Exercise objective
Each entry must be printed again without a single change.
== Segment start ==
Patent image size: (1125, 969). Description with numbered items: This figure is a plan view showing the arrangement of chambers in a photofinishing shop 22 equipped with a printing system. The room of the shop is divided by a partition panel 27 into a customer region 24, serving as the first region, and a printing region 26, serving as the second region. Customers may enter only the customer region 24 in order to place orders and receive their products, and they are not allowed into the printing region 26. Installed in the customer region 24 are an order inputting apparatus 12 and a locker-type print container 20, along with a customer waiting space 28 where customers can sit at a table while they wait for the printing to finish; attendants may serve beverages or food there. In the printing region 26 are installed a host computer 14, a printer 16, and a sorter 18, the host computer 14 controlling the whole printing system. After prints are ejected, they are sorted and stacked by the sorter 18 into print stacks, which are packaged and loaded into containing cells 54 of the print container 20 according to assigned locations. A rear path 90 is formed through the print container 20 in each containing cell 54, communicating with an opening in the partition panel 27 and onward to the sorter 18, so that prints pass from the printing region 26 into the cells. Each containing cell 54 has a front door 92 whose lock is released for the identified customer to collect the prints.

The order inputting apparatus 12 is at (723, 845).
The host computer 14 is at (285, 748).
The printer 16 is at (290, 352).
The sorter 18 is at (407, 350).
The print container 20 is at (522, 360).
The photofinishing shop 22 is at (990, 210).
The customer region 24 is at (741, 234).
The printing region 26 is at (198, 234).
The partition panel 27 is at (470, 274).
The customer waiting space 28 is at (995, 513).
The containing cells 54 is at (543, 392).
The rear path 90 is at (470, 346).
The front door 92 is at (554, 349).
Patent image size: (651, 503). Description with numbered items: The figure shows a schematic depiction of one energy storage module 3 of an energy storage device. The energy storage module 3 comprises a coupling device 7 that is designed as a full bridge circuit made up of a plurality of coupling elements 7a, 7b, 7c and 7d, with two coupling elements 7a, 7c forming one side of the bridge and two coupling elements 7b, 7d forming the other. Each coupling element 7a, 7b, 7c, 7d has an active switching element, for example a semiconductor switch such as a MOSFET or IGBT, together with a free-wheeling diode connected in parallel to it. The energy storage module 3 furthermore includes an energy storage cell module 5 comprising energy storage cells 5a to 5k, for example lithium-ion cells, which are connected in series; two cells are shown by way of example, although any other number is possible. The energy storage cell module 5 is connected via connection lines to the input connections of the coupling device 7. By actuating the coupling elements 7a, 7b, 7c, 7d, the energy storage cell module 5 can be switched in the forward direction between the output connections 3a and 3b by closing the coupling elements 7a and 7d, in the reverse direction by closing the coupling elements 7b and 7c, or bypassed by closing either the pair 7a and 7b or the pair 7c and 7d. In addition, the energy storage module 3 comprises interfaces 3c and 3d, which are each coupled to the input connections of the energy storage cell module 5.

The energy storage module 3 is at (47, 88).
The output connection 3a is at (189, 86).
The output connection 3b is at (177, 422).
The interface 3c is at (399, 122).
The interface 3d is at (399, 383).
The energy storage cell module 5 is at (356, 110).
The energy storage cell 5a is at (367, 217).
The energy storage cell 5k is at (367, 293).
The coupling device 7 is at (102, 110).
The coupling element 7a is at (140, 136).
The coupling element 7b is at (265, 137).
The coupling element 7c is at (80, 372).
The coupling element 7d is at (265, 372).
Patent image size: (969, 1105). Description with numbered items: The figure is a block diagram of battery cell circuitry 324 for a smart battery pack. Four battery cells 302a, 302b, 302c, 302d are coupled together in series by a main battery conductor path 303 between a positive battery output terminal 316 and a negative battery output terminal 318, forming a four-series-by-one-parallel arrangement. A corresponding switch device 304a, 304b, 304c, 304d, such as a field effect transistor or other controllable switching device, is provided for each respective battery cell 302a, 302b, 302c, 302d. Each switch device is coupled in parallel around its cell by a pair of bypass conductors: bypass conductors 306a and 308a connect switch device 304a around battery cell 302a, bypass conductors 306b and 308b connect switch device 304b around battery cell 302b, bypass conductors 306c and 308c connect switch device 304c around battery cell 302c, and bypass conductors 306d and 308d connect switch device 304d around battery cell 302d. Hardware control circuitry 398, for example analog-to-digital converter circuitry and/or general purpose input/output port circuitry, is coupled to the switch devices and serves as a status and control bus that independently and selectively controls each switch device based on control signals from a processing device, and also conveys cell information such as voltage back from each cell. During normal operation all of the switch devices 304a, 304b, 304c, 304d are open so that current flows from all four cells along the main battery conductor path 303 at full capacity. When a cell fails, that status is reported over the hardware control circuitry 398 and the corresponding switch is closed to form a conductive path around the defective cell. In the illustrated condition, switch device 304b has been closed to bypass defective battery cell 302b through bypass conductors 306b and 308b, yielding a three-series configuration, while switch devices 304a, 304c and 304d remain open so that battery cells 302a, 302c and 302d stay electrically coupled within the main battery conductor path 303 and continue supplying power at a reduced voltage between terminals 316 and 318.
== Segment end ==
Written reply
Patent image size: (1125, 969). Description with numbered items: This figure is a plan view showing the arrangement of chambers in a photofinishing shop 22 equipped with a printing system. The room of the shop is divided by a partition panel 27 into a customer region 24, serving as the first region, and a printing region 26, serving as the second region. Customers may enter only the customer region 24 in order to place orders and receive their products, and they are not allowed into the printing region 26. Installed in the customer region 24 are an order inputting apparatus 12 and a locker-type print container 20, along with a customer waiting space 28 where customers can sit at a table while they wait for the printing to finish; attendants may serve beverages or food there. In the printing region 26 are installed a host computer 14, a printer 16, and a sorter 18, the host computer 14 controlling the whole printing system. After prints are ejected, they are sorted and stacked by the sorter 18 into print stacks, which are packaged and loaded into containing cells 54 of the print container 20 according to assigned locations. A rear path 90 is formed through the print container 20 in each containing cell 54, communicating with an opening in the partition panel 27 and onward to the sorter 18, so that prints pass from the printing region 26 into the cells. Each containing cell 54 has a front door 92 whose lock is released for the identified customer to collect the prints.

The order inputting apparatus 12 is at (723, 845).
The host computer 14 is at (285, 748).
The printer 16 is at (290, 352).
The sorter 18 is at (407, 350).
The print container 20 is at (522, 360).
The photofinishing shop 22 is at (990, 210).
The customer region 24 is at (741, 234).
The printing region 26 is at (198, 234).
The partition panel 27 is at (470, 274).
The customer waiting space 28 is at (995, 513).
The containing cells 54 is at (543, 392).
The rear path 90 is at (470, 346).
The front door 92 is at (554, 349).
Patent image size: (651, 503). Description with numbered items: The figure shows a schematic depiction of one energy storage module 3 of an energy storage device. The energy storage module 3 comprises a coupling device 7 that is designed as a full bridge circuit made up of a plurality of coupling elements 7a, 7b, 7c and 7d, with two coupling elements 7a, 7c forming one side of the bridge and two coupling elements 7b, 7d forming the other. Each coupling element 7a, 7b, 7c, 7d has an active switching element, for example a semiconductor switch such as a MOSFET or IGBT, together with a free-wheeling diode connected in parallel to it. The energy storage module 3 furthermore includes an energy storage cell module 5 comprising energy storage cells 5a to 5k, for example lithium-ion cells, which are connected in series; two cells are shown by way of example, although any other number is possible. The energy storage cell module 5 is connected via connection lines to the input connections of the coupling device 7. By actuating the coupling elements 7a, 7b, 7c, 7d, the energy storage cell module 5 can be switched in the forward direction between the output connections 3a and 3b by closing the coupling elements 7a and 7d, in the reverse direction by closing the coupling elements 7b and 7c, or bypassed by closing either the pair 7a and 7b or the pair 7c and 7d. In addition, the energy storage module 3 comprises interfaces 3c and 3d, which are each coupled to the input connections of the energy storage cell module 5.

The energy storage module 3 is at (47, 88).
The output connection 3a is at (189, 86).
The output connection 3b is at (177, 422).
The interface 3c is at (399, 122).
The interface 3d is at (399, 383).
The energy storage cell module 5 is at (356, 110).
The energy storage cell 5a is at (367, 217).
The energy storage cell 5k is at (367, 293).
The coupling device 7 is at (102, 110).
The coupling element 7a is at (140, 136).
The coupling element 7b is at (265, 137).
The coupling element 7c is at (80, 372).
The coupling element 7d is at (265, 372).
Patent image size: (969, 1105). Description with numbered items: The figure is a block diagram of battery cell circuitry 324 for a smart battery pack. Four battery cells 302a, 302b, 302c, 302d are coupled together in series by a main battery conductor path 303 between a positive battery output terminal 316 and a negative battery output terminal 318, forming a four-series-by-one-parallel arrangement. A corresponding switch device 304a, 304b, 304c, 304d, such as a field effect transistor or other controllable switching device, is provided for each respective battery cell 302a, 302b, 302c, 302d. Each switch device is coupled in parallel around its cell by a pair of bypass conductors: bypass conductors 306a and 308a connect switch device 304a around battery cell 302a, bypass conductors 306b and 308b connect switch device 304b around battery cell 302b, bypass conductors 306c and 308c connect switch device 304c around battery cell 302c, and bypass conductors 306d and 308d connect switch device 304d around battery cell 302d. Hardware control circuitry 398, for example analog-to-digital converter circuitry and/or general purpose input/output port circuitry, is coupled to the switch devices and serves as a status and control bus that independently and selectively controls each switch device based on control signals from a processing device, and also conveys cell information such as voltage back from each cell. During normal operation all of the switch devices 304a, 304b, 304c, 304d are open so that current flows from all four cells along the main battery conductor path 303 at full capacity. When a cell fails, that status is reported over the hardware control circuitry 398 and the corresponding switch is closed to form a conductive path around the defective cell. In the illustrated condition, switch device 304b has been closed to bypass defective battery cell 302b through bypass conductors 306b and 308b, yielding a three-series configuration, while switch devices 304a, 304c and 304d remain open so that battery cells 302a, 302c and 302d stay electrically coupled within the main battery conductor path 303 and continue supplying power at a reduced voltage between terminals 316 and 318.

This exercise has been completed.